Task brief >> Pull out each line of the data that includes the word "this".

__________

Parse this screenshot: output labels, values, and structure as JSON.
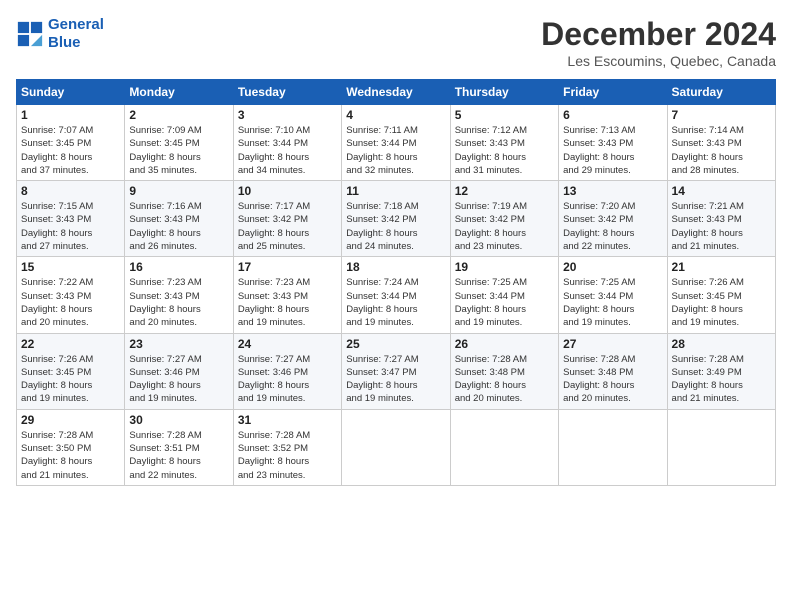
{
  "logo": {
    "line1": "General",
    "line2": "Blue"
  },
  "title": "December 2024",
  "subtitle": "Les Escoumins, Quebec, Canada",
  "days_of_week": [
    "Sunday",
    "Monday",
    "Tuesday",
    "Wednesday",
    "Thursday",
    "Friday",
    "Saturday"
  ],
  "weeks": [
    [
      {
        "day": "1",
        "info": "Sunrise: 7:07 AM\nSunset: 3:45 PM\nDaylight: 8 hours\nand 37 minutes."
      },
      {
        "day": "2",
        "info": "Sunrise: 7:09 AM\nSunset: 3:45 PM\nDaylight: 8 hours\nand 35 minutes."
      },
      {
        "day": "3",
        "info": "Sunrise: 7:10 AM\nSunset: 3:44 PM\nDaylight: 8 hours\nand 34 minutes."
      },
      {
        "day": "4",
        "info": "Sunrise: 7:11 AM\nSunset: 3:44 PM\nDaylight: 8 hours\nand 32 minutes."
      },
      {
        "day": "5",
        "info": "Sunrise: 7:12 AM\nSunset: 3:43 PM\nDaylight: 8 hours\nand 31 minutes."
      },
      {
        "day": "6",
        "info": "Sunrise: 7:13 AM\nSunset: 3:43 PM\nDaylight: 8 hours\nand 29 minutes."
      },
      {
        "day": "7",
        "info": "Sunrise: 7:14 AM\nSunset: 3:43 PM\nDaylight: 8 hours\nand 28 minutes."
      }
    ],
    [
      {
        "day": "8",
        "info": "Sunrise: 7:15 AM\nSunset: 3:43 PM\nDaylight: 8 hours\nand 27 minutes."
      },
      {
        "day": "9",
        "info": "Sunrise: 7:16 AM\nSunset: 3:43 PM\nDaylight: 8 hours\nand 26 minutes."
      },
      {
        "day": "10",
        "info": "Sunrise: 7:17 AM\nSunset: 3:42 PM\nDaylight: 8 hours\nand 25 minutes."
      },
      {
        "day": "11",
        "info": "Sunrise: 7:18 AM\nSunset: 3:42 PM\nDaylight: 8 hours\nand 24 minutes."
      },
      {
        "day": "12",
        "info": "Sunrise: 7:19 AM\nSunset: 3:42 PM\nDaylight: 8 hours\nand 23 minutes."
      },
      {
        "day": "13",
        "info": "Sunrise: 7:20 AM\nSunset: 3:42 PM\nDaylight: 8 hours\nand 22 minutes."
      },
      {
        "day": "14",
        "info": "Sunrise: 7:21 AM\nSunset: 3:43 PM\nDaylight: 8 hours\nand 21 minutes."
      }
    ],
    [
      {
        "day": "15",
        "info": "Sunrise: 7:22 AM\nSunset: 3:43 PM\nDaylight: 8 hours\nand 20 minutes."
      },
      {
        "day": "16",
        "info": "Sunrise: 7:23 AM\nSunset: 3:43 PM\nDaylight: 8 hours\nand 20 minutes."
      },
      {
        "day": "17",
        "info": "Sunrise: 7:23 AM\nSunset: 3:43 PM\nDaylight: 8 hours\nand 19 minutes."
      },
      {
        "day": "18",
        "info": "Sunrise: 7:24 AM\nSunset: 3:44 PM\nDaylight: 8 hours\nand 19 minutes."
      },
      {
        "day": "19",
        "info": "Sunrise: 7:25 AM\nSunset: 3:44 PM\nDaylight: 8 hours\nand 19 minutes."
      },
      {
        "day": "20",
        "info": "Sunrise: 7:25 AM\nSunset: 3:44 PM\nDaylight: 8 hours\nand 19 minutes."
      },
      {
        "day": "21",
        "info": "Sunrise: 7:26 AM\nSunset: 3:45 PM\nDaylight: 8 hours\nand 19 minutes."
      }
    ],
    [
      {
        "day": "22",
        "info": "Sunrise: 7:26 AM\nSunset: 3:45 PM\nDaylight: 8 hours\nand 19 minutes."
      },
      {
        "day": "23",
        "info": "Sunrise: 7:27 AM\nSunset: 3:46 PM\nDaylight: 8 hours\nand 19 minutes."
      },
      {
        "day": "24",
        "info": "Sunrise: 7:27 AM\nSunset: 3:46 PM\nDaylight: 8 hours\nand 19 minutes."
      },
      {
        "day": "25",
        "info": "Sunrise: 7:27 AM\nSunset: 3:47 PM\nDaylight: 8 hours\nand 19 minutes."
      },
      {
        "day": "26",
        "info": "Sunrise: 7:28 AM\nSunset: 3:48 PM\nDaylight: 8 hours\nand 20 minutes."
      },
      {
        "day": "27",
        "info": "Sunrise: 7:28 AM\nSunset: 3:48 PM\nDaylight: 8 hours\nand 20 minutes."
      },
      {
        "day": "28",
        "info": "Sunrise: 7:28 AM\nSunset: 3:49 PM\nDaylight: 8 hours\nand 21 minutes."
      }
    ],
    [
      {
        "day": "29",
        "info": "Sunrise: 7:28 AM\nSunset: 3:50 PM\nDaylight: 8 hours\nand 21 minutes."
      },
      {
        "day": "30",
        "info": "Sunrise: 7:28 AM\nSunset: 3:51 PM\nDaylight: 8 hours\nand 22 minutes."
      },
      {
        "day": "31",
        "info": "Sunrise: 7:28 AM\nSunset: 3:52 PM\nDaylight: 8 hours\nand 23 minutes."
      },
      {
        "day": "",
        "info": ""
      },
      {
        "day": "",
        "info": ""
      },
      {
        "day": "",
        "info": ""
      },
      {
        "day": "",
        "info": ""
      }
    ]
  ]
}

__________

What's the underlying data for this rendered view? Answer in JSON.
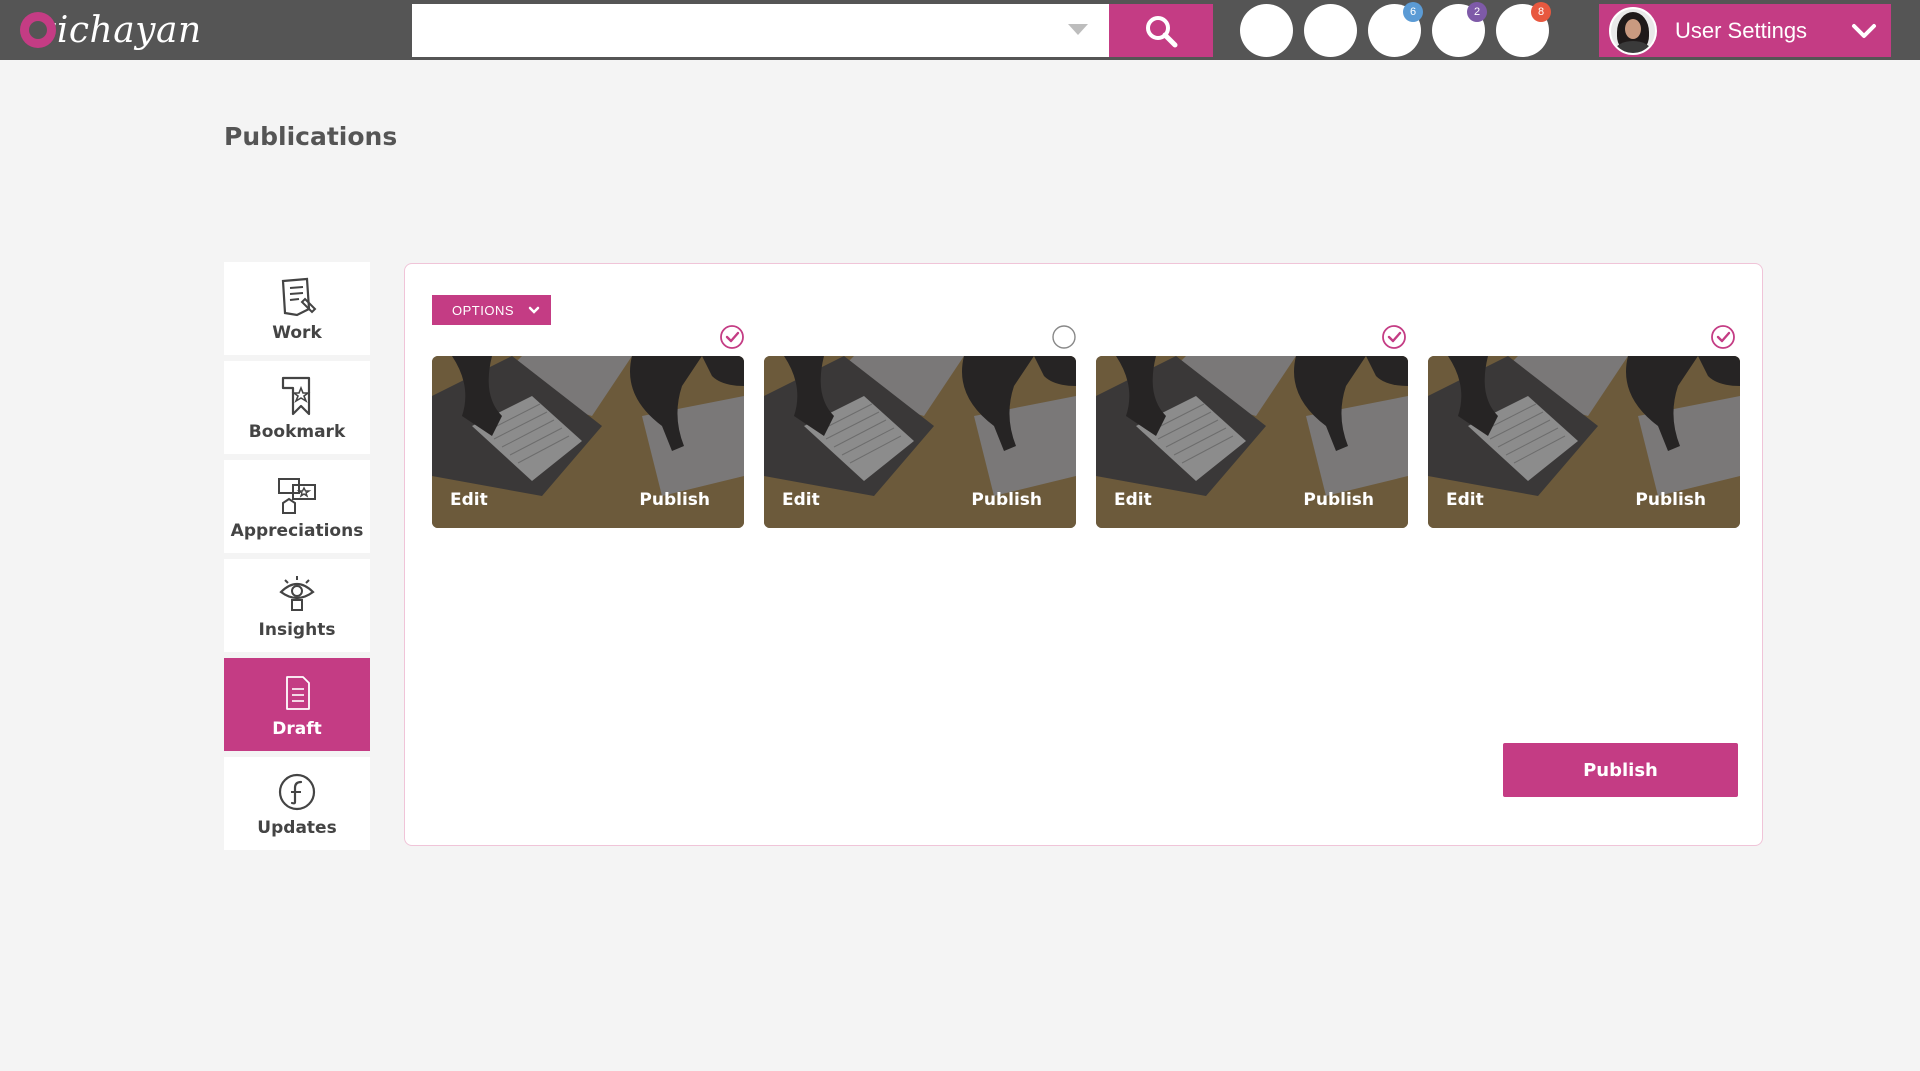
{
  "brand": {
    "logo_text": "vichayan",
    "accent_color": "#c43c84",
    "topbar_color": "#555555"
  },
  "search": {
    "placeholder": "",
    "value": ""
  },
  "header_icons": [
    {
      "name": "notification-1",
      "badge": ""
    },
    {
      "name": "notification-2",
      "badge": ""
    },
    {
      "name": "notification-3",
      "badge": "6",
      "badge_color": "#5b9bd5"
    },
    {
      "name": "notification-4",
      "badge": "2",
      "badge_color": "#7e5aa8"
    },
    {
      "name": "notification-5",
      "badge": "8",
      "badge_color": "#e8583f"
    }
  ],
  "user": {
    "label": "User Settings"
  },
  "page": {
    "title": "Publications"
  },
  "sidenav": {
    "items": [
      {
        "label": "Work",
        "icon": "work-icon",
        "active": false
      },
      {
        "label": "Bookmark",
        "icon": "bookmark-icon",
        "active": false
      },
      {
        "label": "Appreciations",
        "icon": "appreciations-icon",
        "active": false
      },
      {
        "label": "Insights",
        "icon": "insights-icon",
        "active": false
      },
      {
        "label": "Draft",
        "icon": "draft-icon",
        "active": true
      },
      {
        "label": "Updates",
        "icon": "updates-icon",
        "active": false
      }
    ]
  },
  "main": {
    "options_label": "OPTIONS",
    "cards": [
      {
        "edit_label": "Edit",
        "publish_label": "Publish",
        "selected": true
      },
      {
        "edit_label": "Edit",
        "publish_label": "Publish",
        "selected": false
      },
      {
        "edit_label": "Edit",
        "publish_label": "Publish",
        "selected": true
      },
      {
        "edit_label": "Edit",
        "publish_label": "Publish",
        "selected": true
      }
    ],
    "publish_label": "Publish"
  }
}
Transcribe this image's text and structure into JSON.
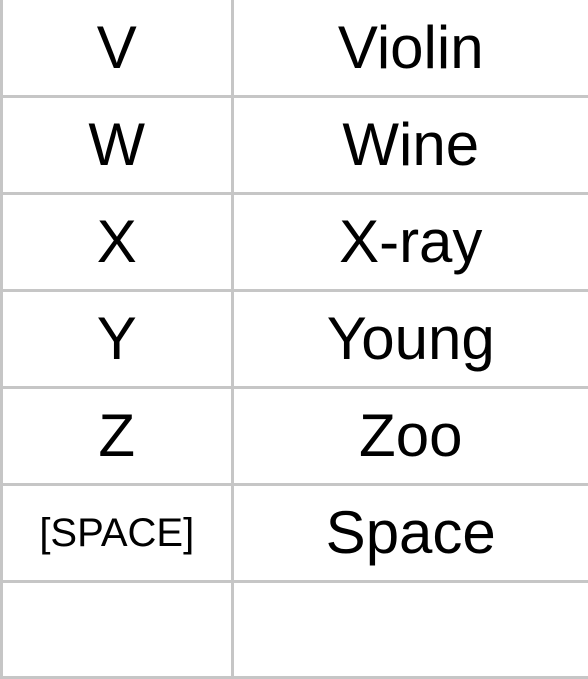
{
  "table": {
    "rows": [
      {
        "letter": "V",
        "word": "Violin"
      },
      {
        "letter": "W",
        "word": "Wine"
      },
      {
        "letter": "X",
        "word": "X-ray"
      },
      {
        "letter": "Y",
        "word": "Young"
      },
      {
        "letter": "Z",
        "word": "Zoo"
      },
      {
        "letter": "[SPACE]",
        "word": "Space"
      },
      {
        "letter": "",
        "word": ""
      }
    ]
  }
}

__________

Output of the exercise >>
Parse this screenshot: output labels, values, and structure as JSON.
What's the underlying data for this rendered view? Answer in JSON.
Transcribe this image's text and structure into JSON.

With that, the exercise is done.